DO THIS:
Quote the lines below word for word, from the first line through the line with "Text: 417.545: 417.545 — [206, 83, 261, 96]", including both ends.

DATA TO PROCESS:
= = = =

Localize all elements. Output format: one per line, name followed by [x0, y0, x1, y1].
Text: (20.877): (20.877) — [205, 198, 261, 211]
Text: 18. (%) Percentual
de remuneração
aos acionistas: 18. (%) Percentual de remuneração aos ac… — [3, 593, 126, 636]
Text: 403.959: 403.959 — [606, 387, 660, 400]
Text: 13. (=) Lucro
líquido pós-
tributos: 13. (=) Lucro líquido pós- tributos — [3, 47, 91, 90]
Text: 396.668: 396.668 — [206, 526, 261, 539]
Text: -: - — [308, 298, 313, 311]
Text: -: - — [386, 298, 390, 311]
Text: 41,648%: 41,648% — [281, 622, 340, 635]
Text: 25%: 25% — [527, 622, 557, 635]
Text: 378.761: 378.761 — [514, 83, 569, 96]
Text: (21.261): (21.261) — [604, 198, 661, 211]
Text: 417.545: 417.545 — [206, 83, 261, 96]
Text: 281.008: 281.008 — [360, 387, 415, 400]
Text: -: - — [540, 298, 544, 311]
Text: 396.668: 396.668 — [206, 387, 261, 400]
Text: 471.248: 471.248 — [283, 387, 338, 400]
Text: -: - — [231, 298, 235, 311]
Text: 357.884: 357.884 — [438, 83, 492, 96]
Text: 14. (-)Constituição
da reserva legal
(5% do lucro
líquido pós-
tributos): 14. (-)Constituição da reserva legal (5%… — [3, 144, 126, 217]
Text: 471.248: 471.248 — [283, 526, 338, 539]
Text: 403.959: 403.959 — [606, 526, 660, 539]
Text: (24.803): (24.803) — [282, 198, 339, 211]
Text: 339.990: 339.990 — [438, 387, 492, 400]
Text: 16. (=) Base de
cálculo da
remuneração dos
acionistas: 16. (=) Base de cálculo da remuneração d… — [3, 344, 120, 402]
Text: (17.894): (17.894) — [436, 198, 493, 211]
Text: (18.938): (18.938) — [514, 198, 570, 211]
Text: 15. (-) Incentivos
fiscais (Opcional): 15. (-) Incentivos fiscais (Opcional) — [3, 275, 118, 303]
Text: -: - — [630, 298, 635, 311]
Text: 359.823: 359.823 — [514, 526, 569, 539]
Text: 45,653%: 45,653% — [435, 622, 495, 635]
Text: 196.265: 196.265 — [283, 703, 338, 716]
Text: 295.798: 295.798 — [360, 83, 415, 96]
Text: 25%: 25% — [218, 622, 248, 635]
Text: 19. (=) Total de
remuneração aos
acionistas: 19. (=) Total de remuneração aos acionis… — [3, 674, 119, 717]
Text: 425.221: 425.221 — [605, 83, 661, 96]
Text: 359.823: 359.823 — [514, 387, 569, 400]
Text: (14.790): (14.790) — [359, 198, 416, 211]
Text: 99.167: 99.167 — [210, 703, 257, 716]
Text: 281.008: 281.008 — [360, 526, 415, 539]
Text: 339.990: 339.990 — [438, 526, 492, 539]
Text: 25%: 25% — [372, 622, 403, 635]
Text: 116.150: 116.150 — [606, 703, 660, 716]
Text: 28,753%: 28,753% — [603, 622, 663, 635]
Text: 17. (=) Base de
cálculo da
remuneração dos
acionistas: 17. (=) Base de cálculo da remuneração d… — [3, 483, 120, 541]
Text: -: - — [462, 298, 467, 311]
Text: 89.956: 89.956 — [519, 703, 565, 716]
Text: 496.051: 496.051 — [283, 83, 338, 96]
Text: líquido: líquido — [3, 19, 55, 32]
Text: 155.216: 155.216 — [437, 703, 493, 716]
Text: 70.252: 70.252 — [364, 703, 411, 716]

= = = =

SOLUTION:
Localize all elements. Output format: one per line, name followed by [x0, y0, x1, y1].
Text: (20.877): (20.877) — [205, 198, 261, 211]
Text: 18. (%) Percentual
de remuneração
aos acionistas: 18. (%) Percentual de remuneração aos ac… — [3, 593, 126, 636]
Text: 403.959: 403.959 — [606, 387, 660, 400]
Text: 13. (=) Lucro
líquido pós-
tributos: 13. (=) Lucro líquido pós- tributos — [3, 47, 91, 90]
Text: 396.668: 396.668 — [206, 526, 261, 539]
Text: -: - — [308, 298, 313, 311]
Text: -: - — [386, 298, 390, 311]
Text: 41,648%: 41,648% — [281, 622, 340, 635]
Text: 25%: 25% — [527, 622, 557, 635]
Text: 378.761: 378.761 — [514, 83, 569, 96]
Text: (21.261): (21.261) — [604, 198, 661, 211]
Text: 417.545: 417.545 — [206, 83, 261, 96]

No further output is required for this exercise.